• Stated task: Repeat every line of the items below without any changes.

---- Input rows

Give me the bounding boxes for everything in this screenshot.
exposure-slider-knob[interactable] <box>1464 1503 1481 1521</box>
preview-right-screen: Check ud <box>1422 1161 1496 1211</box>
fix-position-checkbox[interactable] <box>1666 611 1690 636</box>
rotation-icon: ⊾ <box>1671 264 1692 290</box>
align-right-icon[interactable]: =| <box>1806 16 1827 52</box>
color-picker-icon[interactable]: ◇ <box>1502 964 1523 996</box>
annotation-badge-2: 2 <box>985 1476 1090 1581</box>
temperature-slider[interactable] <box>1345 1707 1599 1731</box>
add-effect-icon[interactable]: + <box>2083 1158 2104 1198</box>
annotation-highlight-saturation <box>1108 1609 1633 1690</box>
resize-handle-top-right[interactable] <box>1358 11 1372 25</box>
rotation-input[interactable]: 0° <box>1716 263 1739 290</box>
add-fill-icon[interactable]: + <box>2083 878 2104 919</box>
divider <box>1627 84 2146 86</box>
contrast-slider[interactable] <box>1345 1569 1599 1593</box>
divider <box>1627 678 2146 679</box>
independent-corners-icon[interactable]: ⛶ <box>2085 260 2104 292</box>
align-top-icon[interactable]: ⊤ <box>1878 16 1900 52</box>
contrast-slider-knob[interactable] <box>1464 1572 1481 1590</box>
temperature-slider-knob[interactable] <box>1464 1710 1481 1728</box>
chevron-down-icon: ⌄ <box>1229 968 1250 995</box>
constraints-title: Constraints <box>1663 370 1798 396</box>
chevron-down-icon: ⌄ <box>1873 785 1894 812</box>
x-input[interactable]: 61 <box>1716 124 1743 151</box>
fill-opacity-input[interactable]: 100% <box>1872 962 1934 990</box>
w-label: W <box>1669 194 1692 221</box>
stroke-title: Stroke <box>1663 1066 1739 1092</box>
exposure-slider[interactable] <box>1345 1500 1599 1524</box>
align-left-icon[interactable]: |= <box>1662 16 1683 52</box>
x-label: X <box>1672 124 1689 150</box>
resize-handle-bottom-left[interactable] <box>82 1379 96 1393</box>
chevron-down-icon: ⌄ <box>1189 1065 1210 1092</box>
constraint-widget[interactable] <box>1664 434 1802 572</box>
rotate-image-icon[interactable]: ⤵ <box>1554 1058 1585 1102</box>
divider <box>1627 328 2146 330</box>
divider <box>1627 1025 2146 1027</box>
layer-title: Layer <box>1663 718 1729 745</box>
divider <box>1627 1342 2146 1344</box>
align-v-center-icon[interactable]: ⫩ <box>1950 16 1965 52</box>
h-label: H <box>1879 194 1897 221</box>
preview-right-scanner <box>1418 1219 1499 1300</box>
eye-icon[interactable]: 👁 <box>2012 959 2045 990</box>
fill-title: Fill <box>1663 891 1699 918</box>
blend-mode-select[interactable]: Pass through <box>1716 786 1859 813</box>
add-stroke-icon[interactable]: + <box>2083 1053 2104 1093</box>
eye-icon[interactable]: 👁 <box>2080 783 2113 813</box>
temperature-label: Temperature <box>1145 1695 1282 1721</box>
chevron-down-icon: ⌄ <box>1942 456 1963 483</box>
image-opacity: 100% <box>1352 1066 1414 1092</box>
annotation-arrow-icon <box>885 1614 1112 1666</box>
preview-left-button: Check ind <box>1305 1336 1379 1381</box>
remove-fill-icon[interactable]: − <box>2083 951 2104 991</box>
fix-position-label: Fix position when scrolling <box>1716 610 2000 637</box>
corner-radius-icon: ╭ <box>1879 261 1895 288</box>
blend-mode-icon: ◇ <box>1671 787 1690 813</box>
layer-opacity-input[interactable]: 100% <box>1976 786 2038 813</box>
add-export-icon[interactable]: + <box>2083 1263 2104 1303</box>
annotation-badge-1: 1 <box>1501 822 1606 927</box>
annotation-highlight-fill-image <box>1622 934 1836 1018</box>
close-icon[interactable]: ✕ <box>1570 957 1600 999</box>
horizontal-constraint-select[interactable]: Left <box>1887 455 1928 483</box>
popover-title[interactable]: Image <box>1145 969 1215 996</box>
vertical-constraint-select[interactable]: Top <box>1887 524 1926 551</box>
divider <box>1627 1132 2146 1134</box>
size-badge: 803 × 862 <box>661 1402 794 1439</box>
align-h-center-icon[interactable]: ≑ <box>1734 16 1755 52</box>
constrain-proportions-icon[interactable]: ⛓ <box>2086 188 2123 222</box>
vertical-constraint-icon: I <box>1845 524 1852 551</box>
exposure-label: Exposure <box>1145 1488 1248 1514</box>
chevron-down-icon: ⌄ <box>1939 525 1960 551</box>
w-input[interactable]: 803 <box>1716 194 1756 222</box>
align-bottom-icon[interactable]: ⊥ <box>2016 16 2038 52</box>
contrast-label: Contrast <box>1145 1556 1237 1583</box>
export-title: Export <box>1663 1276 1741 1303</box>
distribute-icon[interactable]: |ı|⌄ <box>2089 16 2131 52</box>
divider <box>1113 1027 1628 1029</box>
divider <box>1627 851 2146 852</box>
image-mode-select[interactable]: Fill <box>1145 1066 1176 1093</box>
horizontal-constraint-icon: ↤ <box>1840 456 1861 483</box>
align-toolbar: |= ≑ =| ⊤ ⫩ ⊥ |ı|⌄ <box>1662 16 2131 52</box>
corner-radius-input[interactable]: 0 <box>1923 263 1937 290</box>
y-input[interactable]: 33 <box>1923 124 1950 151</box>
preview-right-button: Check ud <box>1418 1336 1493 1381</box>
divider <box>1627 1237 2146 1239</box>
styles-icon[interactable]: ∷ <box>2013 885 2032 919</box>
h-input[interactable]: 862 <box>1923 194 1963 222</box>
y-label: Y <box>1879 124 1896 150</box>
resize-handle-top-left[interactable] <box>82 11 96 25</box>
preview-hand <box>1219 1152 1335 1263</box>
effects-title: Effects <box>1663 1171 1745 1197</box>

--------

• The output:
Give me the bounding boxes for everything in this screenshot.
exposure-slider-knob[interactable] <box>1464 1503 1481 1521</box>
preview-right-screen: Check ud <box>1422 1161 1496 1211</box>
fix-position-checkbox[interactable] <box>1666 611 1690 636</box>
rotation-icon: ⊾ <box>1671 264 1692 290</box>
align-right-icon[interactable]: =| <box>1806 16 1827 52</box>
color-picker-icon[interactable]: ◇ <box>1502 964 1523 996</box>
annotation-badge-2: 2 <box>985 1476 1090 1581</box>
temperature-slider[interactable] <box>1345 1707 1599 1731</box>
add-effect-icon[interactable]: + <box>2083 1158 2104 1198</box>
annotation-highlight-saturation <box>1108 1609 1633 1690</box>
resize-handle-top-right[interactable] <box>1358 11 1372 25</box>
rotation-input[interactable]: 0° <box>1716 263 1739 290</box>
add-fill-icon[interactable]: + <box>2083 878 2104 919</box>
divider <box>1627 84 2146 86</box>
contrast-slider[interactable] <box>1345 1569 1599 1593</box>
divider <box>1627 678 2146 679</box>
independent-corners-icon[interactable]: ⛶ <box>2085 260 2104 292</box>
align-top-icon[interactable]: ⊤ <box>1878 16 1900 52</box>
contrast-slider-knob[interactable] <box>1464 1572 1481 1590</box>
temperature-slider-knob[interactable] <box>1464 1710 1481 1728</box>
chevron-down-icon: ⌄ <box>1229 968 1250 995</box>
constraints-title: Constraints <box>1663 370 1798 396</box>
chevron-down-icon: ⌄ <box>1873 785 1894 812</box>
x-input[interactable]: 61 <box>1716 124 1743 151</box>
fill-opacity-input[interactable]: 100% <box>1872 962 1934 990</box>
w-label: W <box>1669 194 1692 221</box>
stroke-title: Stroke <box>1663 1066 1739 1092</box>
exposure-slider[interactable] <box>1345 1500 1599 1524</box>
align-left-icon[interactable]: |= <box>1662 16 1683 52</box>
x-label: X <box>1672 124 1689 150</box>
resize-handle-bottom-left[interactable] <box>82 1379 96 1393</box>
chevron-down-icon: ⌄ <box>1189 1065 1210 1092</box>
constraint-widget[interactable] <box>1664 434 1802 572</box>
rotate-image-icon[interactable]: ⤵ <box>1554 1058 1585 1102</box>
divider <box>1627 328 2146 330</box>
divider <box>1627 1025 2146 1027</box>
layer-title: Layer <box>1663 718 1729 745</box>
divider <box>1627 1342 2146 1344</box>
align-v-center-icon[interactable]: ⫩ <box>1950 16 1965 52</box>
h-label: H <box>1879 194 1897 221</box>
preview-right-scanner <box>1418 1219 1499 1300</box>
eye-icon[interactable]: 👁 <box>2012 959 2045 990</box>
fill-title: Fill <box>1663 891 1699 918</box>
blend-mode-select[interactable]: Pass through <box>1716 786 1859 813</box>
add-stroke-icon[interactable]: + <box>2083 1053 2104 1093</box>
eye-icon[interactable]: 👁 <box>2080 783 2113 813</box>
temperature-label: Temperature <box>1145 1695 1282 1721</box>
chevron-down-icon: ⌄ <box>1942 456 1963 483</box>
image-opacity: 100% <box>1352 1066 1414 1092</box>
annotation-arrow-icon <box>885 1614 1112 1666</box>
preview-left-button: Check ind <box>1305 1336 1379 1381</box>
remove-fill-icon[interactable]: − <box>2083 951 2104 991</box>
fix-position-label: Fix position when scrolling <box>1716 610 2000 637</box>
corner-radius-icon: ╭ <box>1879 261 1895 288</box>
blend-mode-icon: ◇ <box>1671 787 1690 813</box>
layer-opacity-input[interactable]: 100% <box>1976 786 2038 813</box>
add-export-icon[interactable]: + <box>2083 1263 2104 1303</box>
annotation-badge-1: 1 <box>1501 822 1606 927</box>
annotation-highlight-fill-image <box>1622 934 1836 1018</box>
close-icon[interactable]: ✕ <box>1570 957 1600 999</box>
horizontal-constraint-select[interactable]: Left <box>1887 455 1928 483</box>
popover-title[interactable]: Image <box>1145 969 1215 996</box>
vertical-constraint-select[interactable]: Top <box>1887 524 1926 551</box>
divider <box>1627 1132 2146 1134</box>
size-badge: 803 × 862 <box>661 1402 794 1439</box>
align-h-center-icon[interactable]: ≑ <box>1734 16 1755 52</box>
constrain-proportions-icon[interactable]: ⛓ <box>2086 188 2123 222</box>
vertical-constraint-icon: I <box>1845 524 1852 551</box>
exposure-label: Exposure <box>1145 1488 1248 1514</box>
chevron-down-icon: ⌄ <box>1939 525 1960 551</box>
w-input[interactable]: 803 <box>1716 194 1756 222</box>
align-bottom-icon[interactable]: ⊥ <box>2016 16 2038 52</box>
contrast-label: Contrast <box>1145 1556 1237 1583</box>
export-title: Export <box>1663 1276 1741 1303</box>
distribute-icon[interactable]: |ı|⌄ <box>2089 16 2131 52</box>
divider <box>1113 1027 1628 1029</box>
divider <box>1627 851 2146 852</box>
image-mode-select[interactable]: Fill <box>1145 1066 1176 1093</box>
horizontal-constraint-icon: ↤ <box>1840 456 1861 483</box>
align-toolbar: |= ≑ =| ⊤ ⫩ ⊥ |ı|⌄ <box>1662 16 2131 52</box>
corner-radius-input[interactable]: 0 <box>1923 263 1937 290</box>
y-input[interactable]: 33 <box>1923 124 1950 151</box>
preview-right-button: Check ud <box>1418 1336 1493 1381</box>
divider <box>1627 1237 2146 1239</box>
styles-icon[interactable]: ∷ <box>2013 885 2032 919</box>
h-input[interactable]: 862 <box>1923 194 1963 222</box>
y-label: Y <box>1879 124 1896 150</box>
resize-handle-top-left[interactable] <box>82 11 96 25</box>
preview-hand <box>1219 1152 1335 1263</box>
effects-title: Effects <box>1663 1171 1745 1197</box>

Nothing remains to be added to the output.